The problem
Copy out each line that mentions the word "للزكاة".

Materials provided
________________
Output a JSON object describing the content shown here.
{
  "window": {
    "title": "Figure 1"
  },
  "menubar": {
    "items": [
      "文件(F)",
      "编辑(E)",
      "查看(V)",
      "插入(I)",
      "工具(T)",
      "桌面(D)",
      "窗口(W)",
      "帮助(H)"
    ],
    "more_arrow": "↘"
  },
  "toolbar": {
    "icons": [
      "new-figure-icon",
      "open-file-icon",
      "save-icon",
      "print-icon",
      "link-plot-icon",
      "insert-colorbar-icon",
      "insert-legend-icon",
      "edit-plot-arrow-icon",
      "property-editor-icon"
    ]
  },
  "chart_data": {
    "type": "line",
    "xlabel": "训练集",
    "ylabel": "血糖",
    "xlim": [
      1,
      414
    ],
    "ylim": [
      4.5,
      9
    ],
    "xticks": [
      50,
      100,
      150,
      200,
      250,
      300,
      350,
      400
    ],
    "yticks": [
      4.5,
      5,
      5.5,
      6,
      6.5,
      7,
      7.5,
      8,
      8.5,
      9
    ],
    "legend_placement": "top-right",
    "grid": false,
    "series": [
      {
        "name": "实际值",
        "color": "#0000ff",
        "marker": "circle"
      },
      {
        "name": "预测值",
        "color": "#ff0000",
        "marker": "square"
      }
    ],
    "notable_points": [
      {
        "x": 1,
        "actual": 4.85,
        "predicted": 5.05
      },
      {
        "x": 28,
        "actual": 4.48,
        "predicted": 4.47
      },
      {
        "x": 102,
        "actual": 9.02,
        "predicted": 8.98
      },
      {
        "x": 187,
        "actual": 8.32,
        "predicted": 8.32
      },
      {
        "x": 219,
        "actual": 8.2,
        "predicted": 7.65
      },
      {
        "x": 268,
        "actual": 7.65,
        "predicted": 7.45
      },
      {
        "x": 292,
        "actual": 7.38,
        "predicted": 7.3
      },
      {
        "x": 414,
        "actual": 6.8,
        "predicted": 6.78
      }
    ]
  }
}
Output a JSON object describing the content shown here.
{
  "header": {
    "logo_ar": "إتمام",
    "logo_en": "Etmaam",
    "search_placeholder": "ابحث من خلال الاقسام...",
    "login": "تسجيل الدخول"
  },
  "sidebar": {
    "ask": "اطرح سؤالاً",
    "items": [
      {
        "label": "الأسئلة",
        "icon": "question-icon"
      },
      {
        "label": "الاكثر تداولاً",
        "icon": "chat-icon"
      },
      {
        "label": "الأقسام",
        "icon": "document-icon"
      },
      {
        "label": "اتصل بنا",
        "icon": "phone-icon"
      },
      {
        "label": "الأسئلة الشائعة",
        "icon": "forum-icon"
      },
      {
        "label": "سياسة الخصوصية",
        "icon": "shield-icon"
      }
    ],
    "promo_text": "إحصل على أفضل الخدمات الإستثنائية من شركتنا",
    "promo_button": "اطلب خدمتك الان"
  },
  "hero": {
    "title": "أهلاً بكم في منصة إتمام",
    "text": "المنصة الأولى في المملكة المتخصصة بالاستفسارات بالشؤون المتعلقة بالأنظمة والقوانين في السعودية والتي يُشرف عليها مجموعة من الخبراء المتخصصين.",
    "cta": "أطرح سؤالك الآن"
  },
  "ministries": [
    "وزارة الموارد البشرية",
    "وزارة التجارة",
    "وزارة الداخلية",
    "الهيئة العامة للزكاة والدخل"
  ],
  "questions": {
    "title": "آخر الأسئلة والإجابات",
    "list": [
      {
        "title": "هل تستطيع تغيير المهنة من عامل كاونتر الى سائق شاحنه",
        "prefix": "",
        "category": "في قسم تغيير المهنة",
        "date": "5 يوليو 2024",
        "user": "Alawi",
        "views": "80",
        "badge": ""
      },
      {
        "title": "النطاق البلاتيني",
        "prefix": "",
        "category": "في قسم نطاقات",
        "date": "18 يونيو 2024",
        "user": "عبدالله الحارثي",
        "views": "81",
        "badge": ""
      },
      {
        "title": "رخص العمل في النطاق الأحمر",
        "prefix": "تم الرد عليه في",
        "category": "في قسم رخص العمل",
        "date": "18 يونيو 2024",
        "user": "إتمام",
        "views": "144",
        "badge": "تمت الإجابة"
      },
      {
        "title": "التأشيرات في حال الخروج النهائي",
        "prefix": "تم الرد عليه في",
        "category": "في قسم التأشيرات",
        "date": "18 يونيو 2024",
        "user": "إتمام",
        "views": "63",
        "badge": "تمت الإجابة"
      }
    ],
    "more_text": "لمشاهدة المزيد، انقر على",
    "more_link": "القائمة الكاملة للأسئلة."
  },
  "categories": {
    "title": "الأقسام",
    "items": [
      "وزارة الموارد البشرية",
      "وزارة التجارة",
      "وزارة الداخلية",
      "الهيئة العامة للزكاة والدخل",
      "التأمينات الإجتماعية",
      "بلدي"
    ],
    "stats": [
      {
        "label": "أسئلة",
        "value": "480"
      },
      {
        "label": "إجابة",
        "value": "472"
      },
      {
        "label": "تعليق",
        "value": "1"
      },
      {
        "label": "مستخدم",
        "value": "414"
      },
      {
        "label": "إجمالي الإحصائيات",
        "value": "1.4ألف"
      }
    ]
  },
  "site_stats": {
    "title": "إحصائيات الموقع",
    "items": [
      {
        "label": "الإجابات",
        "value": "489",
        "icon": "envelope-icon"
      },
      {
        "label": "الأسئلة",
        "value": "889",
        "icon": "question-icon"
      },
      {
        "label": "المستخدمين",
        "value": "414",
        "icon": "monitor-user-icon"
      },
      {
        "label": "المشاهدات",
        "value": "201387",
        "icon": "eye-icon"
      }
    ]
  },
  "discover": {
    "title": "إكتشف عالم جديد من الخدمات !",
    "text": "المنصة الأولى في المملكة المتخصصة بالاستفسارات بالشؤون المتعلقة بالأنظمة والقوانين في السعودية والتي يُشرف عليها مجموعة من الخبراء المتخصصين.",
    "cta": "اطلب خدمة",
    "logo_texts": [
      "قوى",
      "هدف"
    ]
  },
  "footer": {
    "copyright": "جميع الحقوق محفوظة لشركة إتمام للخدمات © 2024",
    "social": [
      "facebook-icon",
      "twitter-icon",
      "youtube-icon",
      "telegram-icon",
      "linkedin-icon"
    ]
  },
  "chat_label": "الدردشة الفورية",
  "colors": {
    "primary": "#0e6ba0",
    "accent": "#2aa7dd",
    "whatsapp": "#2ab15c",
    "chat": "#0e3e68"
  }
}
________________
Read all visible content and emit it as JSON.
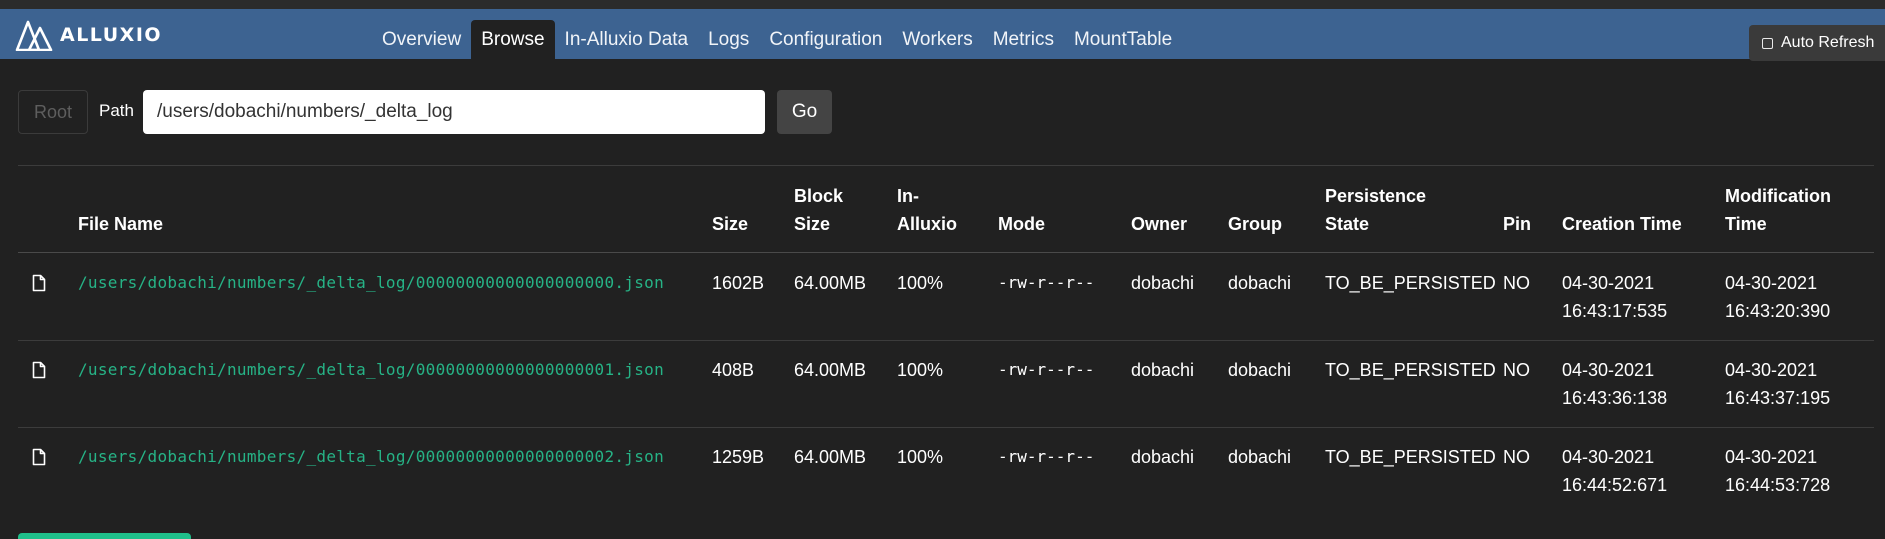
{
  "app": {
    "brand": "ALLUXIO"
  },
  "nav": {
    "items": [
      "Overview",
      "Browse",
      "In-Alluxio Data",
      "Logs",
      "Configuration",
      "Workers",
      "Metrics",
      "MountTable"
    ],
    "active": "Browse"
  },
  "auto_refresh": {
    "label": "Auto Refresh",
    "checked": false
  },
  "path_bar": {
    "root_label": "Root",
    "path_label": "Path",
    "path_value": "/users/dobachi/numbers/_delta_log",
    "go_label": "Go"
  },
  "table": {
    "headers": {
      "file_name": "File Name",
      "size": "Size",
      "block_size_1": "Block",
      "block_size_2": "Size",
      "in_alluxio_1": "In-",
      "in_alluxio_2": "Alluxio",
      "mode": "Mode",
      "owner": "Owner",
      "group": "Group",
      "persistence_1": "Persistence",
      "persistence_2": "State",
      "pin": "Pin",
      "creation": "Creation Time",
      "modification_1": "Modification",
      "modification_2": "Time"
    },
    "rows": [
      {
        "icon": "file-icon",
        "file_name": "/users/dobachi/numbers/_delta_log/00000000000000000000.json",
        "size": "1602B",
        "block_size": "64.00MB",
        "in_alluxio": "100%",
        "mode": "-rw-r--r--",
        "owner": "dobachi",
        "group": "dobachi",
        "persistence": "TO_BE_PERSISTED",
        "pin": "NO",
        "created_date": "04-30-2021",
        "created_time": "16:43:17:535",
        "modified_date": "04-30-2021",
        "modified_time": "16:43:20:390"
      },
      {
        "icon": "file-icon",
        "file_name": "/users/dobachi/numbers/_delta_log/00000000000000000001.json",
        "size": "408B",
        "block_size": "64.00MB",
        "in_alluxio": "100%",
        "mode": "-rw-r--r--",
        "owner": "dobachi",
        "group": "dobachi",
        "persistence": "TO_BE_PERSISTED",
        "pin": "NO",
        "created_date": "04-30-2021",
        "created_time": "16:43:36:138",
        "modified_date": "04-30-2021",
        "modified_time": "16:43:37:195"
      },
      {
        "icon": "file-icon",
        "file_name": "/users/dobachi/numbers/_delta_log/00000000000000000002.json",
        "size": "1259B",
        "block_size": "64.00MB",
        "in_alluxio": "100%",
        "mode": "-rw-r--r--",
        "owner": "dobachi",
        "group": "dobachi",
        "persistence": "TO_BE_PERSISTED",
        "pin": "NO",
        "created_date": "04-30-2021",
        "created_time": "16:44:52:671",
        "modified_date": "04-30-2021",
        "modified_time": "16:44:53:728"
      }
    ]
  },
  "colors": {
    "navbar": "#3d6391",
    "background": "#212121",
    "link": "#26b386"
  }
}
________________
Result for this exercise
    "الهيئة العامة للزكاة والدخل"
      "الهيئة العامة للزكاة والدخل",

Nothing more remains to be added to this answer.